(A block of data)
┄┄┄┄┄┄┄┄┄┄

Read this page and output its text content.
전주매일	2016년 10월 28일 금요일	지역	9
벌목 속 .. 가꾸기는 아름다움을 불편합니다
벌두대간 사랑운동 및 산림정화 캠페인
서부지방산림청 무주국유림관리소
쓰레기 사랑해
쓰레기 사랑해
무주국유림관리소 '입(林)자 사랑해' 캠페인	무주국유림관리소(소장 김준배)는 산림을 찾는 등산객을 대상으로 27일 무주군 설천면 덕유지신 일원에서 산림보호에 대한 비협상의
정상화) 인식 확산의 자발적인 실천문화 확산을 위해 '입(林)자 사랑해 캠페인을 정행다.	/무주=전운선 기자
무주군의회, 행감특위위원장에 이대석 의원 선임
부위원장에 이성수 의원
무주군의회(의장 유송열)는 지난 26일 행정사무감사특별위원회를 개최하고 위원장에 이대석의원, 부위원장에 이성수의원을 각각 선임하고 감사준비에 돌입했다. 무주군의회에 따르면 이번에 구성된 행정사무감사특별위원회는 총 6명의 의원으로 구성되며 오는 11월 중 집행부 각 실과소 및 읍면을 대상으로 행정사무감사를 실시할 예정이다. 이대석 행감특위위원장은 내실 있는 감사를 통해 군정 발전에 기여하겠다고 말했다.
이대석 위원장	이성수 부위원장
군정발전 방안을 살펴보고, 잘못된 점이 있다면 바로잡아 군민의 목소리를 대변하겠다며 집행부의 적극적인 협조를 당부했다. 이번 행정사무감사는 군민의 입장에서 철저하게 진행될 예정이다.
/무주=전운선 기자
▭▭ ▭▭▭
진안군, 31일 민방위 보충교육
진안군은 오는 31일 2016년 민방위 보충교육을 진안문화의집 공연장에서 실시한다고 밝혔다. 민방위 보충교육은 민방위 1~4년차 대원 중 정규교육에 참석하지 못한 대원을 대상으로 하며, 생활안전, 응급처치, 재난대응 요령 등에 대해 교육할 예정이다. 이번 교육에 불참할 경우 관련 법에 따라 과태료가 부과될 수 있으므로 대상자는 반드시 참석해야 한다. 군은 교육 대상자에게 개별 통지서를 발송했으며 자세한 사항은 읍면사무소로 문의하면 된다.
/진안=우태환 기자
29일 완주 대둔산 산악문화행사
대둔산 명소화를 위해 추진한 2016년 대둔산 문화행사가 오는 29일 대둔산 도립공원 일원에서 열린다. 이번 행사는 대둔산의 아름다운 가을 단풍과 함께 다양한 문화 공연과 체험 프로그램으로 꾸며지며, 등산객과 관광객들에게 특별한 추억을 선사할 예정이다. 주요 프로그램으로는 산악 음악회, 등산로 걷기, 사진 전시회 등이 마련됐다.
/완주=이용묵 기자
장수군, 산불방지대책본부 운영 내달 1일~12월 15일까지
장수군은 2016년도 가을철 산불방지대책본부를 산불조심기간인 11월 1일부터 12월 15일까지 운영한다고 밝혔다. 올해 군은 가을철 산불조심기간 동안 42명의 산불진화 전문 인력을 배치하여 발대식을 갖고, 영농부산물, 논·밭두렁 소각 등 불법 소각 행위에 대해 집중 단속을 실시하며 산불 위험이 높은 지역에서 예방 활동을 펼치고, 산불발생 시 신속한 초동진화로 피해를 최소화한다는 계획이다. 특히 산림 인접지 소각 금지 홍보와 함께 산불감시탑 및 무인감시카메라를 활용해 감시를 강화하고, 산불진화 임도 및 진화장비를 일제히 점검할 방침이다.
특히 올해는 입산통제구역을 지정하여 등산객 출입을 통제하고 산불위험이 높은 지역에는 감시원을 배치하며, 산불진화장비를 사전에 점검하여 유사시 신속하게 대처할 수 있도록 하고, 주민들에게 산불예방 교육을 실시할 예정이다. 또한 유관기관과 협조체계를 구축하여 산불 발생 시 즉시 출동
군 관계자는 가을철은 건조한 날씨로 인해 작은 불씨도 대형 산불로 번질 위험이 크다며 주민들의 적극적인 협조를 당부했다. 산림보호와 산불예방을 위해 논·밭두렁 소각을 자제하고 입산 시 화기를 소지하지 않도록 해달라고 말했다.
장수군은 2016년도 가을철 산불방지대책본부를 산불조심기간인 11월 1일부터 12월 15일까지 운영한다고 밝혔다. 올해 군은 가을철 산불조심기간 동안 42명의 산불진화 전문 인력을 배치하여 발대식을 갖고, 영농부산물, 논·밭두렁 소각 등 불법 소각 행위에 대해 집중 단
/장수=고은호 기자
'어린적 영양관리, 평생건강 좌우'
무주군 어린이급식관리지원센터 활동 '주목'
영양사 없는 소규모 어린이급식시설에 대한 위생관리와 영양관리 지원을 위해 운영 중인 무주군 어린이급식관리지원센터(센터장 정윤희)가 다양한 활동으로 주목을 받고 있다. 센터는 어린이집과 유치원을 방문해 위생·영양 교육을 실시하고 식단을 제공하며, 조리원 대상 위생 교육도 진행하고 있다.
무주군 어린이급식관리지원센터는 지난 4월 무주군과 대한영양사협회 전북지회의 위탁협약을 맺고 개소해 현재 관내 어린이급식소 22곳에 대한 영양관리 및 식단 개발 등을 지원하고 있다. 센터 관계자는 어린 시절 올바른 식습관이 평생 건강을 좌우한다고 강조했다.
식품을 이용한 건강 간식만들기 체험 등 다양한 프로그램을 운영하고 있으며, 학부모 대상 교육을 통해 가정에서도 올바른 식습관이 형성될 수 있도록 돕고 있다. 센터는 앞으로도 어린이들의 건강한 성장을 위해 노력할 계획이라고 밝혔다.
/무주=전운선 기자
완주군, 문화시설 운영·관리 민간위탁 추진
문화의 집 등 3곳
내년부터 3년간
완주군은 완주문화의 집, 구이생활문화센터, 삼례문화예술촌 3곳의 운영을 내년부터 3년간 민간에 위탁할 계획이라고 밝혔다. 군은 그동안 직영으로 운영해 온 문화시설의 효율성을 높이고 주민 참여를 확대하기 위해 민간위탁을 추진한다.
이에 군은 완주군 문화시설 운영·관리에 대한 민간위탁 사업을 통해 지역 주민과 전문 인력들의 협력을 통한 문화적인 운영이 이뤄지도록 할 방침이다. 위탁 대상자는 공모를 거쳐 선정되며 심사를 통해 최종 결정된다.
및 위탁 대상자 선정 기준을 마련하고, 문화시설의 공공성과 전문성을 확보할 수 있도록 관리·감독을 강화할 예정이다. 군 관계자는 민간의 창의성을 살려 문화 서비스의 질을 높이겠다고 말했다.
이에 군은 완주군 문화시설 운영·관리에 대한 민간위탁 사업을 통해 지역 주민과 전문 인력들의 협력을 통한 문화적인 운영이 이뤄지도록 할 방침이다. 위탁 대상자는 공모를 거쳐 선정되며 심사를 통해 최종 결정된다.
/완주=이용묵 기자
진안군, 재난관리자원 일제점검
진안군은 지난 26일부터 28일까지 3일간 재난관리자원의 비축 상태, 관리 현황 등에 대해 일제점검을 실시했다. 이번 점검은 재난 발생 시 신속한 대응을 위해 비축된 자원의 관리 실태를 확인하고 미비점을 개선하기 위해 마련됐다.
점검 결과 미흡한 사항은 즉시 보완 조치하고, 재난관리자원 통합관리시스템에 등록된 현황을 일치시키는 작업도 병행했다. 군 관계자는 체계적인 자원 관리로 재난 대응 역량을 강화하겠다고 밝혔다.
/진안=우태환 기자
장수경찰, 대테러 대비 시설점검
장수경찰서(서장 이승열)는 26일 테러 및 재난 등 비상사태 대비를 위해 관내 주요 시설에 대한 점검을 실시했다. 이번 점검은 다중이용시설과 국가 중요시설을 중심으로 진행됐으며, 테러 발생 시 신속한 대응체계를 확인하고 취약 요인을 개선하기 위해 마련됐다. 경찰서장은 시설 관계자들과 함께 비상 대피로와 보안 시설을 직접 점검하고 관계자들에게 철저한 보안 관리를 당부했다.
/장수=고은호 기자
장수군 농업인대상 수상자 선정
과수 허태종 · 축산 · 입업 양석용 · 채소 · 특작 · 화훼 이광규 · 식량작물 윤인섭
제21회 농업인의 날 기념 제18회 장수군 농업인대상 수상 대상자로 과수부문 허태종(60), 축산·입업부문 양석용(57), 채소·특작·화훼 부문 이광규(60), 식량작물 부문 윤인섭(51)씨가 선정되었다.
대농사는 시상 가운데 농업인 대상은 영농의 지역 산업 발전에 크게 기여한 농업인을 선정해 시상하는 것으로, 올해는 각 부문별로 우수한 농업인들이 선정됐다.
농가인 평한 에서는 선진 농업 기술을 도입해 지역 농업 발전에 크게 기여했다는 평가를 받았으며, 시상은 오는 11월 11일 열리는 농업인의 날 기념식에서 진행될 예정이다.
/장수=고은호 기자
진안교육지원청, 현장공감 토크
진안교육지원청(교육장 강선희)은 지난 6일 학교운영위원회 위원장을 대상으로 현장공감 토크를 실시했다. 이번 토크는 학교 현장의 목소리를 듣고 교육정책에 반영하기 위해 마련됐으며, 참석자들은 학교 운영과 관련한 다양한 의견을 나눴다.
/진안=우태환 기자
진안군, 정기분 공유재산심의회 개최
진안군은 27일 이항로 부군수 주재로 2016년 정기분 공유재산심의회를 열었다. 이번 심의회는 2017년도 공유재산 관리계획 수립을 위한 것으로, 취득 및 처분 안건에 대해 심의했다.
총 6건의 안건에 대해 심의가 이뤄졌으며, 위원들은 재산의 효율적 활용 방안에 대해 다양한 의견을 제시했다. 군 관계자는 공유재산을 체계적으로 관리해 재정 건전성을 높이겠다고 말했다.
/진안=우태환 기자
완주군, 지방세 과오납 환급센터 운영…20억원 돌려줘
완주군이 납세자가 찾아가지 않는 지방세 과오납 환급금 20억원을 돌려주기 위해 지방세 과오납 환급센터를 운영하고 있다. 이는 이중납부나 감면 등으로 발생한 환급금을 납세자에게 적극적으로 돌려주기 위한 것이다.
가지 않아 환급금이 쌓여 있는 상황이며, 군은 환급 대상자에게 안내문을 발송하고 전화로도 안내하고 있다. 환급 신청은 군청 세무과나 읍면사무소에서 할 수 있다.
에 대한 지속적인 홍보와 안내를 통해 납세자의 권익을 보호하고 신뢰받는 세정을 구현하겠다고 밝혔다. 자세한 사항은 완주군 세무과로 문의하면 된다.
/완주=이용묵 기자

┄┄┄┄┄┄┄┄┄┄

_Task objective_
Every line that holds the string "무주국유림관리소" should be returned.

_Full response_
서부지방산림청 무주국유림관리소
무주국유림관리소 '입(林)자 사랑해' 캠페인	무주국유림관리소(소장 김준배)는 산림을 찾는 등산객을 대상으로 27일 무주군 설천면 덕유지신 일원에서 산림보호에 대한 비협상의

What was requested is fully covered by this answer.